Select the lines that hold the word "JSON" and copy each one.

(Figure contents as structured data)
——————————

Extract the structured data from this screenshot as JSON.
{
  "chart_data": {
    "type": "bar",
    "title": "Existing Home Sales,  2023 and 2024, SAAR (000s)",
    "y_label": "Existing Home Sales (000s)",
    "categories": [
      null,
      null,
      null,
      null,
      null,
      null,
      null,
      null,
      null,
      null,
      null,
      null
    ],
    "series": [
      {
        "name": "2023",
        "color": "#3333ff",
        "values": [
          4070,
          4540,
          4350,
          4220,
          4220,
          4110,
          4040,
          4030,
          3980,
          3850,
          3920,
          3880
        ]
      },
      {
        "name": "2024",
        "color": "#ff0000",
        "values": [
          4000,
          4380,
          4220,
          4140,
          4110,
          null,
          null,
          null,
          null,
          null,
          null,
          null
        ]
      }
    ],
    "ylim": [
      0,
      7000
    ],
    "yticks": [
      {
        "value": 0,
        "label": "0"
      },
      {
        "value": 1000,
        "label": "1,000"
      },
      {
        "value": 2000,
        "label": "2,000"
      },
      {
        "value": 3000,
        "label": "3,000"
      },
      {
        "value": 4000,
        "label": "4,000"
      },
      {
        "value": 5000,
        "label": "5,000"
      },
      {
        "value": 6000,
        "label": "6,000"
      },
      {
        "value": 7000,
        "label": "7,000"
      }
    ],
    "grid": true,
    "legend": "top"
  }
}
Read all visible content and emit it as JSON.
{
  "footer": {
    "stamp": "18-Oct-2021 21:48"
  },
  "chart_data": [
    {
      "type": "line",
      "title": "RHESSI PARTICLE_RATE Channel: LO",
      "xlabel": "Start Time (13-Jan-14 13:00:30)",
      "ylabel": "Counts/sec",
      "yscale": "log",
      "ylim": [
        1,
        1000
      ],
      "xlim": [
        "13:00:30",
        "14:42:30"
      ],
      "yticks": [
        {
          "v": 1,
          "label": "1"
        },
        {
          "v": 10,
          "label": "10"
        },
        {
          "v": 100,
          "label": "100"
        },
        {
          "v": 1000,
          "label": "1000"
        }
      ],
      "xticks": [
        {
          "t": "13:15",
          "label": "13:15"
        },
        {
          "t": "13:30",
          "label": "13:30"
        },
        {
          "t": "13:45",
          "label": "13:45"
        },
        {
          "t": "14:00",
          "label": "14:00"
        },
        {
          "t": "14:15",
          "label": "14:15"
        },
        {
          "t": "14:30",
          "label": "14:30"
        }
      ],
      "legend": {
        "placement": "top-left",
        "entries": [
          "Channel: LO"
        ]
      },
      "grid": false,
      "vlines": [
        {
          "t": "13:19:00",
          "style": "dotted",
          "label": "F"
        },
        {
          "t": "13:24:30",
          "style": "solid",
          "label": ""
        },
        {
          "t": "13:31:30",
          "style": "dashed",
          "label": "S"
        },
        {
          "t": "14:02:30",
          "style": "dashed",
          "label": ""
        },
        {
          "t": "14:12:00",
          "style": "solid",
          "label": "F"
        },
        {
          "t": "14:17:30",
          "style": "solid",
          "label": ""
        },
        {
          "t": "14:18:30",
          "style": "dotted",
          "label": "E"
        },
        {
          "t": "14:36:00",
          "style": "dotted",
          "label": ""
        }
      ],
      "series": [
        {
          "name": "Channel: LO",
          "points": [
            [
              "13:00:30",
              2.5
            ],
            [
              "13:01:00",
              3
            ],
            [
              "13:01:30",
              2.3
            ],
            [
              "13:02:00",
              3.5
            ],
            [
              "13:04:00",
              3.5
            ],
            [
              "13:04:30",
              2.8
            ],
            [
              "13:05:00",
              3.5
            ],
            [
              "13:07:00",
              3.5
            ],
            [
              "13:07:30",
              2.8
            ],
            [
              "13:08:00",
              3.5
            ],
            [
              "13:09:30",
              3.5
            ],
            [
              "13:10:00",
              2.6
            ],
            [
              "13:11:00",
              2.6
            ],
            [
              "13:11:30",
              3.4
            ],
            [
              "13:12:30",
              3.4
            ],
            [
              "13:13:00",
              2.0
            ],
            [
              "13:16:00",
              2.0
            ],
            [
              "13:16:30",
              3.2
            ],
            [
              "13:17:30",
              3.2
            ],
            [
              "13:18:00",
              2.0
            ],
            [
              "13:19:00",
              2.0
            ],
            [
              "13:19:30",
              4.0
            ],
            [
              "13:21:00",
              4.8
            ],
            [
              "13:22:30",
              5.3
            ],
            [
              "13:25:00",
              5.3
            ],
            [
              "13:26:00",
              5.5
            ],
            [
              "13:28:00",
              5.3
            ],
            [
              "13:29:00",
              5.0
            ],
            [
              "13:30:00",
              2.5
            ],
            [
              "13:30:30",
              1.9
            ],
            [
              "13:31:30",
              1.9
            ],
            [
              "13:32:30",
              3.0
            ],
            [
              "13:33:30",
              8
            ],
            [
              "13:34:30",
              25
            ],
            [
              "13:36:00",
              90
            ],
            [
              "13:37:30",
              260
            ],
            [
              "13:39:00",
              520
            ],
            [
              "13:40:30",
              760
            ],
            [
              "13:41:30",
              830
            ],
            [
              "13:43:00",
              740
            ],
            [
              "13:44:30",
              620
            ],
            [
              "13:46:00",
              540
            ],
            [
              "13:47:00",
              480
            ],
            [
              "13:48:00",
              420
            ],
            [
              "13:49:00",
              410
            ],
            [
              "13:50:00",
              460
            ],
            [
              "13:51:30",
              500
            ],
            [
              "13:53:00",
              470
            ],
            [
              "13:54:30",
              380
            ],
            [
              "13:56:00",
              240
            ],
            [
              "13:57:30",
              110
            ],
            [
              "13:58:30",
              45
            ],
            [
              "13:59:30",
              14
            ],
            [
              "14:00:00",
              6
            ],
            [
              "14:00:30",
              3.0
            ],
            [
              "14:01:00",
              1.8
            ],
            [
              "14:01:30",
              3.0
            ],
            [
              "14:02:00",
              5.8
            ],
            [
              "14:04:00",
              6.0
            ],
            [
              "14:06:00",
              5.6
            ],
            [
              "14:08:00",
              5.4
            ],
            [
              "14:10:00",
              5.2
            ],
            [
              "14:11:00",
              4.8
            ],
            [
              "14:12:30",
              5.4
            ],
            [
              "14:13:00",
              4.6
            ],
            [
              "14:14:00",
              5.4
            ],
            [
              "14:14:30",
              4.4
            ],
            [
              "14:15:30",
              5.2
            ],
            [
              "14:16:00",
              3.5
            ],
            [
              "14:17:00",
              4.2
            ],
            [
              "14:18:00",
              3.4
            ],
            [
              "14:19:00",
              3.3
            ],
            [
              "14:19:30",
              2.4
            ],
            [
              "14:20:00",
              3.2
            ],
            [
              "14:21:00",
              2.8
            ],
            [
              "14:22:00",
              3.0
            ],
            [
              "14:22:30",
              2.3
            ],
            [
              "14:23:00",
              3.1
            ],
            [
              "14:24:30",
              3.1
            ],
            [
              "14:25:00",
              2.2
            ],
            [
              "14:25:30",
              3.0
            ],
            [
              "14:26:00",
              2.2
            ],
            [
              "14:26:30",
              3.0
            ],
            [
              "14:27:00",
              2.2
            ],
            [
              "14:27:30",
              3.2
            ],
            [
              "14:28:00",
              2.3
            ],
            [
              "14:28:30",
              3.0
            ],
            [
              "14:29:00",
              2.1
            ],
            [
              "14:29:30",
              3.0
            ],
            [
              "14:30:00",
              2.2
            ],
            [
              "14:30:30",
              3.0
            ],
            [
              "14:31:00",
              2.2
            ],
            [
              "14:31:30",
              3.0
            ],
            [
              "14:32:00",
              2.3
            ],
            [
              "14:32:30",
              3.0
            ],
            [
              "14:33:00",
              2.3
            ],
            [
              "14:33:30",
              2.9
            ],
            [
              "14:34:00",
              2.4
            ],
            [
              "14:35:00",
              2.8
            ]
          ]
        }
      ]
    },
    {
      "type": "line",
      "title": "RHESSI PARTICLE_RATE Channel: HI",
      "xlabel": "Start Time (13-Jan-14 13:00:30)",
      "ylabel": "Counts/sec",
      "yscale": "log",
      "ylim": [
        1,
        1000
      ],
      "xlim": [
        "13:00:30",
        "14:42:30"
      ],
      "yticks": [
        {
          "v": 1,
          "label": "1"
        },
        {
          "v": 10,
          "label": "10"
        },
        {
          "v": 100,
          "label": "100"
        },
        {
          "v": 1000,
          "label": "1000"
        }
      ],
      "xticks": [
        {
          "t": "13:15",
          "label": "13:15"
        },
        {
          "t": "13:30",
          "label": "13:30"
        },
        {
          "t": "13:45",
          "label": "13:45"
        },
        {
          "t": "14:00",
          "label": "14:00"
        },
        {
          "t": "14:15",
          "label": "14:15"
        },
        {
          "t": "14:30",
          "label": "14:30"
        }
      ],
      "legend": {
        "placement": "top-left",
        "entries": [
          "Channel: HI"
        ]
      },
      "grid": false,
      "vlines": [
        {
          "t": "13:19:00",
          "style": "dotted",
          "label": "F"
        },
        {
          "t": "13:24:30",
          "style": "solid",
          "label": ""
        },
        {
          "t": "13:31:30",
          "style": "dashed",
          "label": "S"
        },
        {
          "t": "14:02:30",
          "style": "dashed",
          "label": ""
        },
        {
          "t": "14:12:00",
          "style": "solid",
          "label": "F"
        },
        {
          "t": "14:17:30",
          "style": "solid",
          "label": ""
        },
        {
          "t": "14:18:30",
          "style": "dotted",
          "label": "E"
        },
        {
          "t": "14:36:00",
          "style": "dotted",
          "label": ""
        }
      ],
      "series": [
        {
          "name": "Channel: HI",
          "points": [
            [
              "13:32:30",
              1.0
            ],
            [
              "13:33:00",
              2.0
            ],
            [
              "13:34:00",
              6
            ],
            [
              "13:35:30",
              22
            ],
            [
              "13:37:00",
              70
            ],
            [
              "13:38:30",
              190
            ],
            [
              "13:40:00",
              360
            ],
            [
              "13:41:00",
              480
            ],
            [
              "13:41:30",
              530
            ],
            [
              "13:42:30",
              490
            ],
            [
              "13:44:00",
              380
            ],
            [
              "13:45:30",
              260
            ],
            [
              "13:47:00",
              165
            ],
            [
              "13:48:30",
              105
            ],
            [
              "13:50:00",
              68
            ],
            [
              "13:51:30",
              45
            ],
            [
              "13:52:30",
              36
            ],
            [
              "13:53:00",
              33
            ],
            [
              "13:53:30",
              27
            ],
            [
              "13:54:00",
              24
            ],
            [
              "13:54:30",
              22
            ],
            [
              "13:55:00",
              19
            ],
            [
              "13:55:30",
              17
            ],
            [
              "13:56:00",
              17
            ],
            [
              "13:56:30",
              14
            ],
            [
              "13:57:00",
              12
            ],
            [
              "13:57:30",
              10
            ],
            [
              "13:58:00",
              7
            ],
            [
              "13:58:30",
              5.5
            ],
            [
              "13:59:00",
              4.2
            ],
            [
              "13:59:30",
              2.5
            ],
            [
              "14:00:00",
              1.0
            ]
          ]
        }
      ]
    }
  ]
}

——————————

(Exercise response)
Extract the structured data from this screenshot as JSON.
Read all visible content and emit it as JSON.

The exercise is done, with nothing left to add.